Text block.
[Start of Attachment]
Extract data from ipfs-search' database, for phun and profit.
- Python 3
- pipenv
pipenv shell
python extractor.py
- Behold result.
- Tweak parameters (in script).
(ipfs-search-extractor) $ python extractor.py | bzip2 -c > exports/ipfs-search-2018.json.bz2
131645 documents written in 57.59049701690674
First item: 2018-01-16T18:46:00Z
Last item: 2018-12-31T23:58:57Z
[
"QmbAvZoiPvAaLY6vFyQSxAaMhzSa5vp2CDi4LzRejpw9DZ",
"xkcd: Brontosaurus",
"2018-01-16T18:46:00Z"
],
[
"QmcZ2a1tQpDUoDFGHhXs6Ga795LAbX2t4FEuTBYWxLYuUP",
"Botany Readings",
"2018-01-16T18:46:15Z"
],
...
For efficiency reasons, we are omitting field names. We're using JSON mainly to avoid encoding issues.
[
"<CID>",
"<title>",
"<first-seen>"
]
- 2018 (5.97 MiB)
- 2019 (10.24 MiB, 131645 documents)
- 2020 (20.12 MiB, 450436 documents)
- 2021, until 10-8 (456.52 MiB, 10485760 documents) Note that the greater majority of files on ipfs-search.com seem not to have an extracted title!
[End of Attachment]
Dataset excerpts.
[Start of Attachment]
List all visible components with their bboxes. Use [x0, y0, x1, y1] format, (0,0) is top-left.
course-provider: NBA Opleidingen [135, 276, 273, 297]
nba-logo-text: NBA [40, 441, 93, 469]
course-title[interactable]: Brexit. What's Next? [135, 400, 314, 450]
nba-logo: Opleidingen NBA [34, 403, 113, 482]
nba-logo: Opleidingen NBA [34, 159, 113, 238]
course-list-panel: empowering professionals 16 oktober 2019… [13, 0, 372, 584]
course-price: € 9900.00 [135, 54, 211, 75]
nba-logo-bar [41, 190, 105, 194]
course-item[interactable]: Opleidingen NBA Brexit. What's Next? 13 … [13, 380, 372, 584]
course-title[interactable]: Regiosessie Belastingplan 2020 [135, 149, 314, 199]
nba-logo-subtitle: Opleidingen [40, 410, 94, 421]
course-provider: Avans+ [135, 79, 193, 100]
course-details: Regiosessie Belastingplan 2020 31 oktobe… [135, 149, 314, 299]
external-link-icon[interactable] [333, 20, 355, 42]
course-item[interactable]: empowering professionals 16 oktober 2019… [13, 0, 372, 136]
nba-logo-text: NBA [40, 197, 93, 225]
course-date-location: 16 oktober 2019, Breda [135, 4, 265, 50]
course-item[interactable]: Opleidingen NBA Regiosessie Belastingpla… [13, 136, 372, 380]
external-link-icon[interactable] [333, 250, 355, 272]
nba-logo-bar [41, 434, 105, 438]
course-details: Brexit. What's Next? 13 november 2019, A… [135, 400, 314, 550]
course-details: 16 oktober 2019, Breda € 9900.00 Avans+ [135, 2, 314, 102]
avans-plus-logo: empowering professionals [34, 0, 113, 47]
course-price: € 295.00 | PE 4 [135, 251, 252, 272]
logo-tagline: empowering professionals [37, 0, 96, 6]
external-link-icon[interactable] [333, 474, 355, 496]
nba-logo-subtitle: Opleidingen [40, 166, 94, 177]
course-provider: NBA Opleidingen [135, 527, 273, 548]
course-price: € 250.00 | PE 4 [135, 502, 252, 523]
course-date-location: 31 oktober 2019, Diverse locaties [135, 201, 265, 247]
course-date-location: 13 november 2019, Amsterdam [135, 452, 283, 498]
[End of Attachment]
Task instructions.
a – Please reproduce, word for word, the part of the ipfs-search extractor text starting at "For efficiency reasons, we" and ending at "2018 (5.97 MiB)".
b – Condense the paragraph of the ipfs-search extractor text that begins "For efficiency reasons" into a short bulleted list that keeps its main facts.
c – Decide whether each statement below agrees with the ipfs-search extractor text, answering yes or no and quoting the deciding words: (i) the sample run wrote 131645 documents; (ii) each exported item includes its field names; (iii) the 2020 export is larger than the 2021 export.

Solutions for each task.
a –
For efficiency reasons, we are omitting field names. We're using JSON mainly to avoid encoding issues.
[
"<CID>",
"<title>",
"<first-seen>"
]
- 2018 (5.97 MiB)

b –
- Field names are left out for efficiency.
- JSON is used mainly to avoid encoding issues.

c –
(i) Yes: "131645 documents written in 57.59049701690674"
(ii) No: "we are omitting field names"
(iii) No: "2020 (20.12 MiB, 450436 documents)" and "2021, until 10-8 (456.52 MiB, 10485760 documents)"